Transcribe the records below exactly as they appear.

◆ Excerpted data ◆
----------------

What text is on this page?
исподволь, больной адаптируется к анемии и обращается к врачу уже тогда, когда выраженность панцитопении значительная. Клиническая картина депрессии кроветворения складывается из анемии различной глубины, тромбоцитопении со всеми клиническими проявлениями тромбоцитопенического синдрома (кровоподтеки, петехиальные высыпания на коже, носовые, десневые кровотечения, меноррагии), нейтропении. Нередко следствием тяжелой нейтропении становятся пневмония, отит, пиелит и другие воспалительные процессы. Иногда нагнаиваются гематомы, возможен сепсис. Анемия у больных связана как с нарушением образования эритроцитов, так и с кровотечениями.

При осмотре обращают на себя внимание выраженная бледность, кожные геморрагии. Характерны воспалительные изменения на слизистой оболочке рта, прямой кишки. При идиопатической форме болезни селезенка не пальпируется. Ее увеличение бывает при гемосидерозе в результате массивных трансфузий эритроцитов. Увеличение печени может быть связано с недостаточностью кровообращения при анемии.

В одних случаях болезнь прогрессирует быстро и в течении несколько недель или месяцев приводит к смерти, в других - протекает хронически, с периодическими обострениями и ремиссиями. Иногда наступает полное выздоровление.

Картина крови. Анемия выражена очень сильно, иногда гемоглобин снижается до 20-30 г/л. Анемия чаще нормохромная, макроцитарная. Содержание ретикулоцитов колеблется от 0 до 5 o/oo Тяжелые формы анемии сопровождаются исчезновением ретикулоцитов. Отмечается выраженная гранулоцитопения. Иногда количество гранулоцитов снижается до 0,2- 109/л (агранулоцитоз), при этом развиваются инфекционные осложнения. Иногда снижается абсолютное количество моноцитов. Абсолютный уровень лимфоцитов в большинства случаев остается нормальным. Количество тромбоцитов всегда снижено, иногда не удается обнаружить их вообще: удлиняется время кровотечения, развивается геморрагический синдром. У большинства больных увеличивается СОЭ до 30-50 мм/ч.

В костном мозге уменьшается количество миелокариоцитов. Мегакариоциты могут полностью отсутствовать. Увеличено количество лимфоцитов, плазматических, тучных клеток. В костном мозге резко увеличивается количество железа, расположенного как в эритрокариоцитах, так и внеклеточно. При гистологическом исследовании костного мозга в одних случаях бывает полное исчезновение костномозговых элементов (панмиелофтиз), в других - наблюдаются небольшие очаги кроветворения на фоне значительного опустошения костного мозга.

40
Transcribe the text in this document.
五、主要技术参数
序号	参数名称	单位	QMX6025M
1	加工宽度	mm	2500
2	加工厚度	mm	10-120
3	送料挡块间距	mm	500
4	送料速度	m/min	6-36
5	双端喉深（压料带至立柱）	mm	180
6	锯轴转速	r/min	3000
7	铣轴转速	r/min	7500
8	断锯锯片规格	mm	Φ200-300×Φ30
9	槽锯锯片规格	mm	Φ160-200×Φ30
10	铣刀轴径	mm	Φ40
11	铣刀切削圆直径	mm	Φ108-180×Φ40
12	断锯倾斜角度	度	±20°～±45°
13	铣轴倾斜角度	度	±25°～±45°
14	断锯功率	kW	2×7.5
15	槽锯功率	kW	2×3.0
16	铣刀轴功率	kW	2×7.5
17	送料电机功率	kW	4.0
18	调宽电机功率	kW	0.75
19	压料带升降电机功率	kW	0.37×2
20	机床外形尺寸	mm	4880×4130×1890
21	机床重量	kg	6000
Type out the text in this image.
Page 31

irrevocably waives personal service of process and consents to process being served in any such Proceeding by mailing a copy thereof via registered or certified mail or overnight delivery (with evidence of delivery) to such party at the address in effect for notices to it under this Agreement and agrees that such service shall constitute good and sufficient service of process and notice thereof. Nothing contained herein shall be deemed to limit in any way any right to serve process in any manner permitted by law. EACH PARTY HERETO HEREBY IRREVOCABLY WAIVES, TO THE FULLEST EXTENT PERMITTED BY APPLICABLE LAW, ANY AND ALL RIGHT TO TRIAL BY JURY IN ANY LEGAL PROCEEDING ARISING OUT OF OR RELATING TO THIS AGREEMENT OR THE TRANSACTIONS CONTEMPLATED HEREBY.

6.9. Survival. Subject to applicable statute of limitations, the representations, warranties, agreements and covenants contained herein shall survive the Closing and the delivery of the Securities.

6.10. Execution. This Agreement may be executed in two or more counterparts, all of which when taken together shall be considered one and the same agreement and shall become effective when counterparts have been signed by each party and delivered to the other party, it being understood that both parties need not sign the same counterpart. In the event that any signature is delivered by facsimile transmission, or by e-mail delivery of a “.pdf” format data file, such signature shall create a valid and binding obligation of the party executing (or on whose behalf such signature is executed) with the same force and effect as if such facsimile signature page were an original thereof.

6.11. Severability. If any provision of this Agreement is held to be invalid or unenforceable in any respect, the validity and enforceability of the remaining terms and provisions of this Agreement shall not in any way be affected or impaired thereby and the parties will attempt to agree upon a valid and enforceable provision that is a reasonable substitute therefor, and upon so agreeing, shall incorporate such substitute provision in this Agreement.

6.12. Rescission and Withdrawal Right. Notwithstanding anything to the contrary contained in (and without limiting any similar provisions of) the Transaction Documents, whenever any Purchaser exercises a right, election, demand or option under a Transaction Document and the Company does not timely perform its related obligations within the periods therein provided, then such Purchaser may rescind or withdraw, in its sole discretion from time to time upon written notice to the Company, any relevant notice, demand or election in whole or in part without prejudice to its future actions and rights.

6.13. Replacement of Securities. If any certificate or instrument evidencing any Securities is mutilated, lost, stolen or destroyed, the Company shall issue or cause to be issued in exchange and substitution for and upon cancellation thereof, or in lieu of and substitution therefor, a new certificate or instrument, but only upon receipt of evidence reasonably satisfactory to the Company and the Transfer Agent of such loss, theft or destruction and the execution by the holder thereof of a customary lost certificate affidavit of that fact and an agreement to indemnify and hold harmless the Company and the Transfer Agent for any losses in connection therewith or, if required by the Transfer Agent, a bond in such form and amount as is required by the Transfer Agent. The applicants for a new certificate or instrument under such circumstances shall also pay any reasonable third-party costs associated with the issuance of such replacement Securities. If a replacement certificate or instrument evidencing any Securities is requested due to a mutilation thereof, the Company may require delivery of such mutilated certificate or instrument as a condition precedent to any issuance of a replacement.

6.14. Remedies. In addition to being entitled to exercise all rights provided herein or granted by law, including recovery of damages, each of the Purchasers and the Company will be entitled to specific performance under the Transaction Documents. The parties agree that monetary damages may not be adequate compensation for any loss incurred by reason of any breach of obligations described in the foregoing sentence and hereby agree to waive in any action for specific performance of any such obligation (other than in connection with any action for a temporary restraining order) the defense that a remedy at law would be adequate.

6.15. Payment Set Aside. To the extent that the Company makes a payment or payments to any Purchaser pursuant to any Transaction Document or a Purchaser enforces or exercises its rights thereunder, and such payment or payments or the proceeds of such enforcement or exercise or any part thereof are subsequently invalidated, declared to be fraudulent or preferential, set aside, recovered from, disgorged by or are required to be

----------------

◆ Expected answer ◆
What text is on this page?
исподволь, больной адаптируется к анемии и обращается к врачу уже тогда, когда выраженность панцитопении значительная. Клиническая картина депрессии кроветворения складывается из анемии различной глубины, тромбоцитопении со всеми клиническими проявлениями тромбоцитопенического синдрома (кровоподтеки, петехиальные высыпания на коже, носовые, десневые кровотечения, меноррагии), нейтропении. Нередко следствием тяжелой нейтропении становятся пневмония, отит, пиелит и другие воспалительные процессы. Иногда нагнаиваются гематомы, возможен сепсис. Анемия у больных связана как с нарушением образования эритроцитов, так и с кровотечениями.

При осмотре обращают на себя внимание выраженная бледность, кожные геморрагии. Характерны воспалительные изменения на слизистой оболочке рта, прямой кишки. При идиопатической форме болезни селезенка не пальпируется. Ее увеличение бывает при гемосидерозе в результате массивных трансфузий эритроцитов. Увеличение печени может быть связано с недостаточностью кровообращения при анемии.

В одних случаях болезнь прогрессирует быстро и в течении несколько недель или месяцев приводит к смерти, в других - протекает хронически, с периодическими обострениями и ремиссиями. Иногда наступает полное выздоровление.

Картина крови. Анемия выражена очень сильно, иногда гемоглобин снижается до 20-30 г/л. Анемия чаще нормохромная, макроцитарная. Содержание ретикулоцитов колеблется от 0 до 5 o/oo Тяжелые формы анемии сопровождаются исчезновением ретикулоцитов. Отмечается выраженная гранулоцитопения. Иногда количество гранулоцитов снижается до 0,2- 109/л (агранулоцитоз), при этом развиваются инфекционные осложнения. Иногда снижается абсолютное количество моноцитов. Абсолютный уровень лимфоцитов в большинства случаев остается нормальным. Количество тромбоцитов всегда снижено, иногда не удается обнаружить их вообще: удлиняется время кровотечения, развивается геморрагический синдром. У большинства больных увеличивается СОЭ до 30-50 мм/ч.

В костном мозге уменьшается количество миелокариоцитов. Мегакариоциты могут полностью отсутствовать. Увеличено количество лимфоцитов, плазматических, тучных клеток. В костном мозге резко увеличивается количество железа, расположенного как в эритрокариоцитах, так и внеклеточно. При гистологическом исследовании костного мозга в одних случаях бывает полное исчезновение костномозговых элементов (панмиелофтиз), в других - наблюдаются небольшие очаги кроветворения на фоне значительного опустошения костного мозга.

40
Transcribe the text in this document.
五、主要技术参数
序号	参数名称	单位	QMX6025M
1	加工宽度	mm	2500
2	加工厚度	mm	10-120
3	送料挡块间距	mm	500
4	送料速度	m/min	6-36
5	双端喉深（压料带至立柱）	mm	180
6	锯轴转速	r/min	3000
7	铣轴转速	r/min	7500
8	断锯锯片规格	mm	Φ200-300×Φ30
9	槽锯锯片规格	mm	Φ160-200×Φ30
10	铣刀轴径	mm	Φ40
11	铣刀切削圆直径	mm	Φ108-180×Φ40
12	断锯倾斜角度	度	±20°～±45°
13	铣轴倾斜角度	度	±25°～±45°
14	断锯功率	kW	2×7.5
15	槽锯功率	kW	2×3.0
16	铣刀轴功率	kW	2×7.5
17	送料电机功率	kW	4.0
18	调宽电机功率	kW	0.75
19	压料带升降电机功率	kW	0.37×2
20	机床外形尺寸	mm	4880×4130×1890
21	机床重量	kg	6000
Type out the text in this image.
Page 31

irrevocably waives personal service of process and consents to process being served in any such Proceeding by mailing a copy thereof via registered or certified mail or overnight delivery (with evidence of delivery) to such party at the address in effect for notices to it under this Agreement and agrees that such service shall constitute good and sufficient service of process and notice thereof. Nothing contained herein shall be deemed to limit in any way any right to serve process in any manner permitted by law. EACH PARTY HERETO HEREBY IRREVOCABLY WAIVES, TO THE FULLEST EXTENT PERMITTED BY APPLICABLE LAW, ANY AND ALL RIGHT TO TRIAL BY JURY IN ANY LEGAL PROCEEDING ARISING OUT OF OR RELATING TO THIS AGREEMENT OR THE TRANSACTIONS CONTEMPLATED HEREBY.

6.9. Survival. Subject to applicable statute of limitations, the representations, warranties, agreements and covenants contained herein shall survive the Closing and the delivery of the Securities.

6.10. Execution. This Agreement may be executed in two or more counterparts, all of which when taken together shall be considered one and the same agreement and shall become effective when counterparts have been signed by each party and delivered to the other party, it being understood that both parties need not sign the same counterpart. In the event that any signature is delivered by facsimile transmission, or by e-mail delivery of a “.pdf” format data file, such signature shall create a valid and binding obligation of the party executing (or on whose behalf such signature is executed) with the same force and effect as if such facsimile signature page were an original thereof.

6.11. Severability. If any provision of this Agreement is held to be invalid or unenforceable in any respect, the validity and enforceability of the remaining terms and provisions of this Agreement shall not in any way be affected or impaired thereby and the parties will attempt to agree upon a valid and enforceable provision that is a reasonable substitute therefor, and upon so agreeing, shall incorporate such substitute provision in this Agreement.

6.12. Rescission and Withdrawal Right. Notwithstanding anything to the contrary contained in (and without limiting any similar provisions of) the Transaction Documents, whenever any Purchaser exercises a right, election, demand or option under a Transaction Document and the Company does not timely perform its related obligations within the periods therein provided, then such Purchaser may rescind or withdraw, in its sole discretion from time to time upon written notice to the Company, any relevant notice, demand or election in whole or in part without prejudice to its future actions and rights.

6.13. Replacement of Securities. If any certificate or instrument evidencing any Securities is mutilated, lost, stolen or destroyed, the Company shall issue or cause to be issued in exchange and substitution for and upon cancellation thereof, or in lieu of and substitution therefor, a new certificate or instrument, but only upon receipt of evidence reasonably satisfactory to the Company and the Transfer Agent of such loss, theft or destruction and the execution by the holder thereof of a customary lost certificate affidavit of that fact and an agreement to indemnify and hold harmless the Company and the Transfer Agent for any losses in connection therewith or, if required by the Transfer Agent, a bond in such form and amount as is required by the Transfer Agent. The applicants for a new certificate or instrument under such circumstances shall also pay any reasonable third-party costs associated with the issuance of such replacement Securities. If a replacement certificate or instrument evidencing any Securities is requested due to a mutilation thereof, the Company may require delivery of such mutilated certificate or instrument as a condition precedent to any issuance of a replacement.

6.14. Remedies. In addition to being entitled to exercise all rights provided herein or granted by law, including recovery of damages, each of the Purchasers and the Company will be entitled to specific performance under the Transaction Documents. The parties agree that monetary damages may not be adequate compensation for any loss incurred by reason of any breach of obligations described in the foregoing sentence and hereby agree to waive in any action for specific performance of any such obligation (other than in connection with any action for a temporary restraining order) the defense that a remedy at law would be adequate.

6.15. Payment Set Aside. To the extent that the Company makes a payment or payments to any Purchaser pursuant to any Transaction Document or a Purchaser enforces or exercises its rights thereunder, and such payment or payments or the proceeds of such enforcement or exercise or any part thereof are subsequently invalidated, declared to be fraudulent or preferential, set aside, recovered from, disgorged by or are required to be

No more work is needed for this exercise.